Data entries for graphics
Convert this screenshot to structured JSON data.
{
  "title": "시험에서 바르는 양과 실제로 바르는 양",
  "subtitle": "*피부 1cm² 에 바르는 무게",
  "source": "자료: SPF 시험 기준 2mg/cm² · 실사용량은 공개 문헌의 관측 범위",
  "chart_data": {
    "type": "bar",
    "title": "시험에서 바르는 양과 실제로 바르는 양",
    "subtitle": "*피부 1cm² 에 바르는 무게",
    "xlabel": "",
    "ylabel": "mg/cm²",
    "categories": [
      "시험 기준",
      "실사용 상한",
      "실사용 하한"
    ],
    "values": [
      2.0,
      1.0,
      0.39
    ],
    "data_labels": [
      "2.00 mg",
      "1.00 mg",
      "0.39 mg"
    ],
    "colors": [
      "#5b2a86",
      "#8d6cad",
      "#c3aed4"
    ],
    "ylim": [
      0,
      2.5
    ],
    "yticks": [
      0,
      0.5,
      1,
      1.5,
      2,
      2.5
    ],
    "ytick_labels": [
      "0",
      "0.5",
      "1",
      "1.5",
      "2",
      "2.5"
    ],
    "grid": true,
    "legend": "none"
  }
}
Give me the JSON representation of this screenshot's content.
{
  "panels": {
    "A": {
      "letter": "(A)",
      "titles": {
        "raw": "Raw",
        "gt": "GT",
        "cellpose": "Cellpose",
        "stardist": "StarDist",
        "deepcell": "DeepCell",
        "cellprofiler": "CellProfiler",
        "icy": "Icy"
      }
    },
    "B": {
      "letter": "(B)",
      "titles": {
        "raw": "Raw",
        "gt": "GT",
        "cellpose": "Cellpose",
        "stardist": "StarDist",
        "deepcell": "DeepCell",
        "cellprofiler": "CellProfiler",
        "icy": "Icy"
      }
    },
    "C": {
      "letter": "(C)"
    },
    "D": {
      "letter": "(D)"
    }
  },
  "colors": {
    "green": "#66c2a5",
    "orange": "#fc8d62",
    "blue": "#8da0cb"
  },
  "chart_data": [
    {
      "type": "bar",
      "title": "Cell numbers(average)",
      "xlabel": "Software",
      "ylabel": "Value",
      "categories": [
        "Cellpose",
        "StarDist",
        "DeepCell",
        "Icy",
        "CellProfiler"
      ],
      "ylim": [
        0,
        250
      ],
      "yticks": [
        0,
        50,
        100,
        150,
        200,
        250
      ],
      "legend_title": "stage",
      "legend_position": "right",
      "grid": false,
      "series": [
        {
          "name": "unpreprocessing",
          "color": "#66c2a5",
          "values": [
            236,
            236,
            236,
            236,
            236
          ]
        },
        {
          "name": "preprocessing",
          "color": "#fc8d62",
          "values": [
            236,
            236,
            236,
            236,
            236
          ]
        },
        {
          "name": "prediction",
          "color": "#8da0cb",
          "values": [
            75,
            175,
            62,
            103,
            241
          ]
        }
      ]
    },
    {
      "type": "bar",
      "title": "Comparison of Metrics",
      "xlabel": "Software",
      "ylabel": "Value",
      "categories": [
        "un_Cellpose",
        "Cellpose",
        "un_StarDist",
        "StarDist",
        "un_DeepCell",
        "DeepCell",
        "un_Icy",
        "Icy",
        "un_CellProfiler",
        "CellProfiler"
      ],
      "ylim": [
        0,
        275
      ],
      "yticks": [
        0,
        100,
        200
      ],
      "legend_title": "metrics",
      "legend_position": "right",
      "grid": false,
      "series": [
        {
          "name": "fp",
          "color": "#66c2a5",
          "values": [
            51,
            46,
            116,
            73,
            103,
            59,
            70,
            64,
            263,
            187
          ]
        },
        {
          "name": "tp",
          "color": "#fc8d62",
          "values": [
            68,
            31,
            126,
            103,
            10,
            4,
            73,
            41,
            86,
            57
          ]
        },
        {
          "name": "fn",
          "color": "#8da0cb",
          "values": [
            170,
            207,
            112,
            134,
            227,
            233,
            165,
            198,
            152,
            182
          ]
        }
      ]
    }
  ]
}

## Stated task
Output all of the material exactly as written.

## Task answer
Convert this screenshot to structured JSON data.
{
  "title": "시험에서 바르는 양과 실제로 바르는 양",
  "subtitle": "*피부 1cm² 에 바르는 무게",
  "source": "자료: SPF 시험 기준 2mg/cm² · 실사용량은 공개 문헌의 관측 범위",
  "chart_data": {
    "type": "bar",
    "title": "시험에서 바르는 양과 실제로 바르는 양",
    "subtitle": "*피부 1cm² 에 바르는 무게",
    "xlabel": "",
    "ylabel": "mg/cm²",
    "categories": [
      "시험 기준",
      "실사용 상한",
      "실사용 하한"
    ],
    "values": [
      2.0,
      1.0,
      0.39
    ],
    "data_labels": [
      "2.00 mg",
      "1.00 mg",
      "0.39 mg"
    ],
    "colors": [
      "#5b2a86",
      "#8d6cad",
      "#c3aed4"
    ],
    "ylim": [
      0,
      2.5
    ],
    "yticks": [
      0,
      0.5,
      1,
      1.5,
      2,
      2.5
    ],
    "ytick_labels": [
      "0",
      "0.5",
      "1",
      "1.5",
      "2",
      "2.5"
    ],
    "grid": true,
    "legend": "none"
  }
}
Give me the JSON representation of this screenshot's content.
{
  "panels": {
    "A": {
      "letter": "(A)",
      "titles": {
        "raw": "Raw",
        "gt": "GT",
        "cellpose": "Cellpose",
        "stardist": "StarDist",
        "deepcell": "DeepCell",
        "cellprofiler": "CellProfiler",
        "icy": "Icy"
      }
    },
    "B": {
      "letter": "(B)",
      "titles": {
        "raw": "Raw",
        "gt": "GT",
        "cellpose": "Cellpose",
        "stardist": "StarDist",
        "deepcell": "DeepCell",
        "cellprofiler": "CellProfiler",
        "icy": "Icy"
      }
    },
    "C": {
      "letter": "(C)"
    },
    "D": {
      "letter": "(D)"
    }
  },
  "colors": {
    "green": "#66c2a5",
    "orange": "#fc8d62",
    "blue": "#8da0cb"
  },
  "chart_data": [
    {
      "type": "bar",
      "title": "Cell numbers(average)",
      "xlabel": "Software",
      "ylabel": "Value",
      "categories": [
        "Cellpose",
        "StarDist",
        "DeepCell",
        "Icy",
        "CellProfiler"
      ],
      "ylim": [
        0,
        250
      ],
      "yticks": [
        0,
        50,
        100,
        150,
        200,
        250
      ],
      "legend_title": "stage",
      "legend_position": "right",
      "grid": false,
      "series": [
        {
          "name": "unpreprocessing",
          "color": "#66c2a5",
          "values": [
            236,
            236,
            236,
            236,
            236
          ]
        },
        {
          "name": "preprocessing",
          "color": "#fc8d62",
          "values": [
            236,
            236,
            236,
            236,
            236
          ]
        },
        {
          "name": "prediction",
          "color": "#8da0cb",
          "values": [
            75,
            175,
            62,
            103,
            241
          ]
        }
      ]
    },
    {
      "type": "bar",
      "title": "Comparison of Metrics",
      "xlabel": "Software",
      "ylabel": "Value",
      "categories": [
        "un_Cellpose",
        "Cellpose",
        "un_StarDist",
        "StarDist",
        "un_DeepCell",
        "DeepCell",
        "un_Icy",
        "Icy",
        "un_CellProfiler",
        "CellProfiler"
      ],
      "ylim": [
        0,
        275
      ],
      "yticks": [
        0,
        100,
        200
      ],
      "legend_title": "metrics",
      "legend_position": "right",
      "grid": false,
      "series": [
        {
          "name": "fp",
          "color": "#66c2a5",
          "values": [
            51,
            46,
            116,
            73,
            103,
            59,
            70,
            64,
            263,
            187
          ]
        },
        {
          "name": "tp",
          "color": "#fc8d62",
          "values": [
            68,
            31,
            126,
            103,
            10,
            4,
            73,
            41,
            86,
            57
          ]
        },
        {
          "name": "fn",
          "color": "#8da0cb",
          "values": [
            170,
            207,
            112,
            134,
            227,
            233,
            165,
            198,
            152,
            182
          ]
        }
      ]
    }
  ]
}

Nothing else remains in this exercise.